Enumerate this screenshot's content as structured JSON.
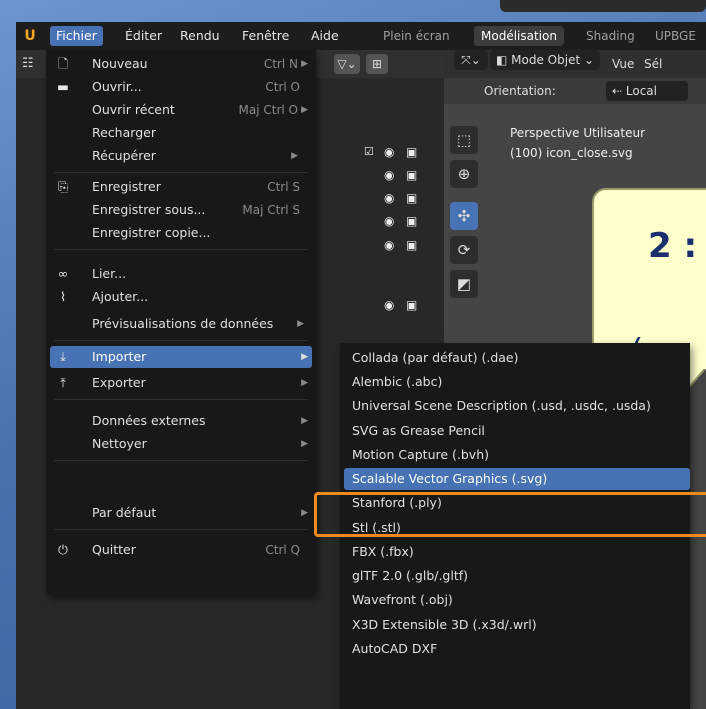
{
  "menubar": {
    "items": [
      "Fichier",
      "Éditer",
      "Rendu",
      "Fenêtre",
      "Aide"
    ],
    "workspace_tabs": [
      "Plein écran",
      "Modélisation",
      "Shading",
      "UPBGE"
    ]
  },
  "viewport": {
    "mode": "Mode Objet",
    "menus": [
      "Vue",
      "Sél"
    ],
    "orientation_label": "Orientation:",
    "orientation_value": "Local",
    "view_name": "Perspective Utilisateur",
    "object_name": "(100) icon_close.svg"
  },
  "file_menu": {
    "items": [
      {
        "icon": "new-file-icon",
        "label": "Nouveau",
        "shortcut": "Ctrl N",
        "submenu": true
      },
      {
        "icon": "folder-icon",
        "label": "Ouvrir...",
        "shortcut": "Ctrl O",
        "submenu": false
      },
      {
        "icon": "",
        "label": "Ouvrir récent",
        "shortcut": "Maj Ctrl O",
        "submenu": true
      },
      {
        "icon": "",
        "label": "Recharger",
        "shortcut": "",
        "submenu": false
      },
      {
        "icon": "",
        "label": "Récupérer",
        "shortcut": "",
        "submenu": true
      },
      {
        "icon": "save-icon",
        "label": "Enregistrer",
        "shortcut": "Ctrl S",
        "submenu": false
      },
      {
        "icon": "",
        "label": "Enregistrer sous...",
        "shortcut": "Maj Ctrl S",
        "submenu": false
      },
      {
        "icon": "",
        "label": "Enregistrer copie...",
        "shortcut": "",
        "submenu": false
      },
      {
        "icon": "link-icon",
        "label": "Lier...",
        "shortcut": "",
        "submenu": false
      },
      {
        "icon": "paperclip-icon",
        "label": "Ajouter...",
        "shortcut": "",
        "submenu": false
      },
      {
        "icon": "",
        "label": "Prévisualisations de données",
        "shortcut": "",
        "submenu": true
      },
      {
        "icon": "import-icon",
        "label": "Importer",
        "shortcut": "",
        "submenu": true,
        "highlighted": true
      },
      {
        "icon": "export-icon",
        "label": "Exporter",
        "shortcut": "",
        "submenu": true
      },
      {
        "icon": "",
        "label": "Données externes",
        "shortcut": "",
        "submenu": true
      },
      {
        "icon": "",
        "label": "Nettoyer",
        "shortcut": "",
        "submenu": true
      },
      {
        "icon": "",
        "label": "Par défaut",
        "shortcut": "",
        "submenu": true
      },
      {
        "icon": "power-icon",
        "label": "Quitter",
        "shortcut": "Ctrl Q",
        "submenu": false
      }
    ]
  },
  "import_submenu": {
    "items": [
      "Collada (par défaut) (.dae)",
      "Alembic (.abc)",
      "Universal Scene Description (.usd, .usdc, .usda)",
      "SVG as Grease Pencil",
      "Motion Capture (.bvh)",
      "Scalable Vector Graphics (.svg)",
      "Stanford (.ply)",
      "Stl (.stl)",
      "FBX (.fbx)",
      "glTF 2.0 (.glb/.gltf)",
      "Wavefront (.obj)",
      "X3D Extensible 3D (.x3d/.wrl)",
      "AutoCAD DXF"
    ],
    "highlighted": "Scalable Vector Graphics (.svg)"
  },
  "callout": {
    "line1": "2 :",
    "line2": "("
  },
  "colors": {
    "accent": "#4772b3",
    "highlight_box": "#f08a1c",
    "callout_bg": "#ffffcc"
  }
}
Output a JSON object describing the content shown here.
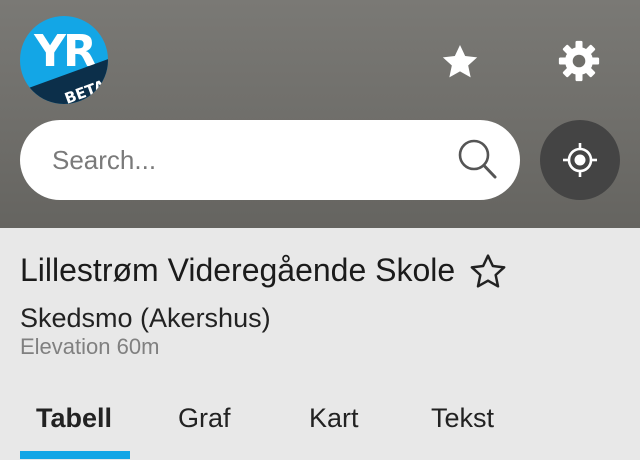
{
  "app": {
    "logo_text": "YR",
    "logo_badge": "BETA",
    "brand_color": "#13a6e6",
    "brand_dark": "#0c2f4a"
  },
  "header": {
    "favorites_icon": "star-filled-icon",
    "settings_icon": "gear-icon",
    "background_color": "#6e6d69"
  },
  "search": {
    "placeholder": "Search...",
    "value": "",
    "icon": "magnifier-icon"
  },
  "locate": {
    "icon": "crosshair-icon",
    "button_color": "#444444"
  },
  "location": {
    "name": "Lillestrøm Videregående Skole",
    "region": "Skedsmo (Akershus)",
    "elevation": "Elevation 60m",
    "favorite_icon": "star-outline-icon"
  },
  "tabs": [
    {
      "label": "Tabell",
      "active": true
    },
    {
      "label": "Graf",
      "active": false
    },
    {
      "label": "Kart",
      "active": false
    },
    {
      "label": "Tekst",
      "active": false
    }
  ]
}
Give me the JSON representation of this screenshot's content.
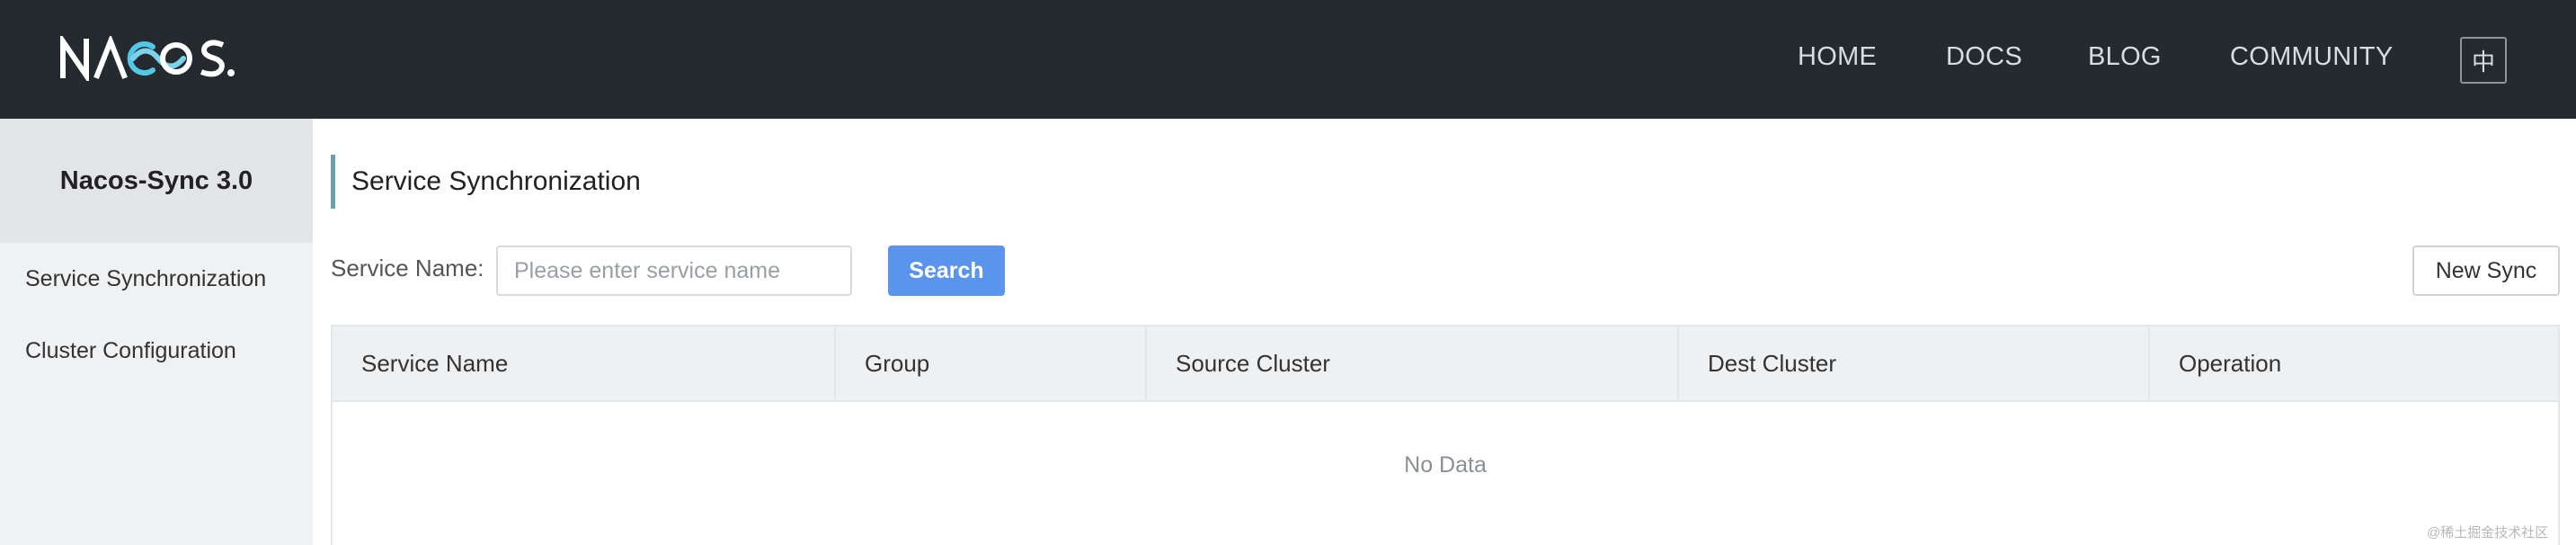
{
  "header": {
    "logo_text": "NACOS.",
    "nav": [
      "HOME",
      "DOCS",
      "BLOG",
      "COMMUNITY"
    ],
    "lang_toggle": "中",
    "colors": {
      "background": "#252a2f",
      "nav_text": "#d9dde2"
    }
  },
  "sidebar": {
    "title": "Nacos-Sync 3.0",
    "items": [
      {
        "label": "Service Synchronization"
      },
      {
        "label": "Cluster Configuration"
      }
    ]
  },
  "main": {
    "page_title": "Service Synchronization",
    "filter": {
      "label": "Service Name:",
      "placeholder": "Please enter service name",
      "value": ""
    },
    "search_label": "Search",
    "new_sync_label": "New Sync",
    "table": {
      "columns": [
        "Service Name",
        "Group",
        "Source Cluster",
        "Dest Cluster",
        "Operation"
      ],
      "rows": [],
      "empty_text": "No Data"
    },
    "colors": {
      "accent": "#5b94ec",
      "title_bar": "#6a9fb0"
    }
  },
  "watermark": "@稀土掘金技术社区"
}
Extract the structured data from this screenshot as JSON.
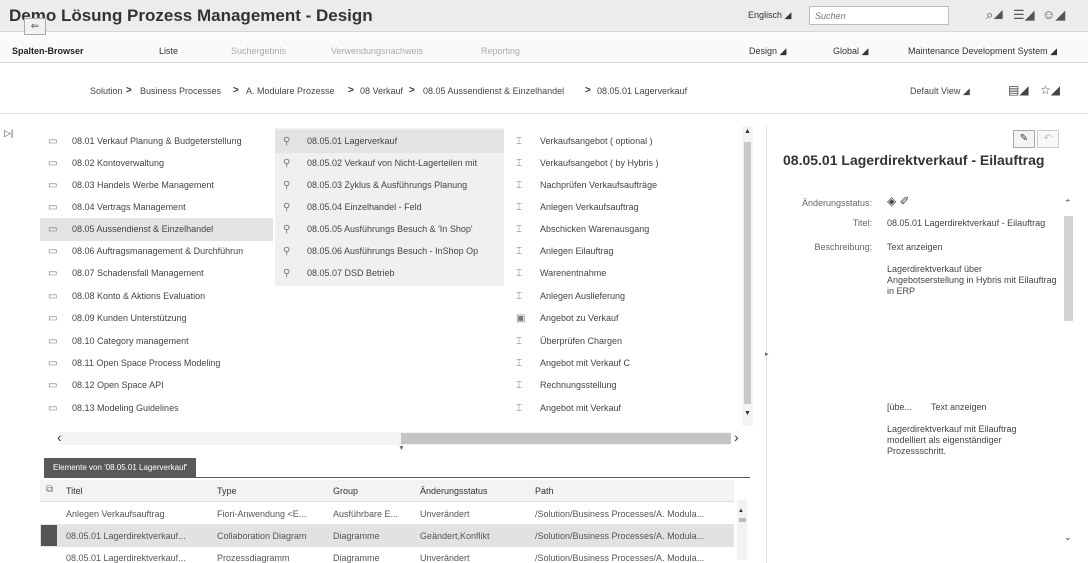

Task objective: All of the material above should be reproduced exactly, except the pictures.

Response below:
Enumerate this screenshot's content as structured JSON.
{
  "menubar": {
    "items": [
      "Fichier",
      "Éditer",
      "Rendu",
      "Fenêtre",
      "Aide"
    ],
    "workspace_tabs": [
      "Plein écran",
      "Modélisation",
      "Shading",
      "UPBGE"
    ]
  },
  "viewport": {
    "mode": "Mode Objet",
    "menus": [
      "Vue",
      "Sél"
    ],
    "orientation_label": "Orientation:",
    "orientation_value": "Local",
    "view_name": "Perspective Utilisateur",
    "object_name": "(100) icon_close.svg"
  },
  "file_menu": {
    "items": [
      {
        "icon": "new-file-icon",
        "label": "Nouveau",
        "shortcut": "Ctrl N",
        "submenu": true
      },
      {
        "icon": "folder-icon",
        "label": "Ouvrir...",
        "shortcut": "Ctrl O",
        "submenu": false
      },
      {
        "icon": "",
        "label": "Ouvrir récent",
        "shortcut": "Maj Ctrl O",
        "submenu": true
      },
      {
        "icon": "",
        "label": "Recharger",
        "shortcut": "",
        "submenu": false
      },
      {
        "icon": "",
        "label": "Récupérer",
        "shortcut": "",
        "submenu": true
      },
      {
        "icon": "save-icon",
        "label": "Enregistrer",
        "shortcut": "Ctrl S",
        "submenu": false
      },
      {
        "icon": "",
        "label": "Enregistrer sous...",
        "shortcut": "Maj Ctrl S",
        "submenu": false
      },
      {
        "icon": "",
        "label": "Enregistrer copie...",
        "shortcut": "",
        "submenu": false
      },
      {
        "icon": "link-icon",
        "label": "Lier...",
        "shortcut": "",
        "submenu": false
      },
      {
        "icon": "paperclip-icon",
        "label": "Ajouter...",
        "shortcut": "",
        "submenu": false
      },
      {
        "icon": "",
        "label": "Prévisualisations de données",
        "shortcut": "",
        "submenu": true
      },
      {
        "icon": "import-icon",
        "label": "Importer",
        "shortcut": "",
        "submenu": true,
        "highlighted": true
      },
      {
        "icon": "export-icon",
        "label": "Exporter",
        "shortcut": "",
        "submenu": true
      },
      {
        "icon": "",
        "label": "Données externes",
        "shortcut": "",
        "submenu": true
      },
      {
        "icon": "",
        "label": "Nettoyer",
        "shortcut": "",
        "submenu": true
      },
      {
        "icon": "",
        "label": "Par défaut",
        "shortcut": "",
        "submenu": true
      },
      {
        "icon": "power-icon",
        "label": "Quitter",
        "shortcut": "Ctrl Q",
        "submenu": false
      }
    ]
  },
  "import_submenu": {
    "items": [
      "Collada (par défaut) (.dae)",
      "Alembic (.abc)",
      "Universal Scene Description (.usd, .usdc, .usda)",
      "SVG as Grease Pencil",
      "Motion Capture (.bvh)",
      "Scalable Vector Graphics (.svg)",
      "Stanford (.ply)",
      "Stl (.stl)",
      "FBX (.fbx)",
      "glTF 2.0 (.glb/.gltf)",
      "Wavefront (.obj)",
      "X3D Extensible 3D (.x3d/.wrl)",
      "AutoCAD DXF"
    ],
    "highlighted": "Scalable Vector Graphics (.svg)"
  },
  "callout": {
    "line1": "2 :",
    "line2": "("
  },
  "colors": {
    "accent": "#4772b3",
    "highlight_box": "#f08a1c",
    "callout_bg": "#ffffcc"
  }
}
Output a JSON object describing the content shown here.
{
  "app": {
    "logo_text": "YR",
    "logo_badge": "BETA",
    "brand_color": "#13a6e6",
    "brand_dark": "#0c2f4a"
  },
  "header": {
    "favorites_icon": "star-filled-icon",
    "settings_icon": "gear-icon",
    "background_color": "#6e6d69"
  },
  "search": {
    "placeholder": "Search...",
    "value": "",
    "icon": "magnifier-icon"
  },
  "locate": {
    "icon": "crosshair-icon",
    "button_color": "#444444"
  },
  "location": {
    "name": "Lillestrøm Videregående Skole",
    "region": "Skedsmo (Akershus)",
    "elevation": "Elevation 60m",
    "favorite_icon": "star-outline-icon"
  },
  "tabs": [
    {
      "label": "Tabell",
      "active": true
    },
    {
      "label": "Graf",
      "active": false
    },
    {
      "label": "Kart",
      "active": false
    },
    {
      "label": "Tekst",
      "active": false
    }
  ]
}
Give me the JSON representation of this screenshot's content.
{
  "header": {
    "logo_text": "NACOS.",
    "nav": [
      "HOME",
      "DOCS",
      "BLOG",
      "COMMUNITY"
    ],
    "lang_toggle": "中",
    "colors": {
      "background": "#252a2f",
      "nav_text": "#d9dde2"
    }
  },
  "sidebar": {
    "title": "Nacos-Sync 3.0",
    "items": [
      {
        "label": "Service Synchronization"
      },
      {
        "label": "Cluster Configuration"
      }
    ]
  },
  "main": {
    "page_title": "Service Synchronization",
    "filter": {
      "label": "Service Name:",
      "placeholder": "Please enter service name",
      "value": ""
    },
    "search_label": "Search",
    "new_sync_label": "New Sync",
    "table": {
      "columns": [
        "Service Name",
        "Group",
        "Source Cluster",
        "Dest Cluster",
        "Operation"
      ],
      "rows": [],
      "empty_text": "No Data"
    },
    "colors": {
      "accent": "#5b94ec",
      "title_bar": "#6a9fb0"
    }
  },
  "watermark": "@稀土掘金技术社区"
}
Extract the structured data from this screenshot as JSON.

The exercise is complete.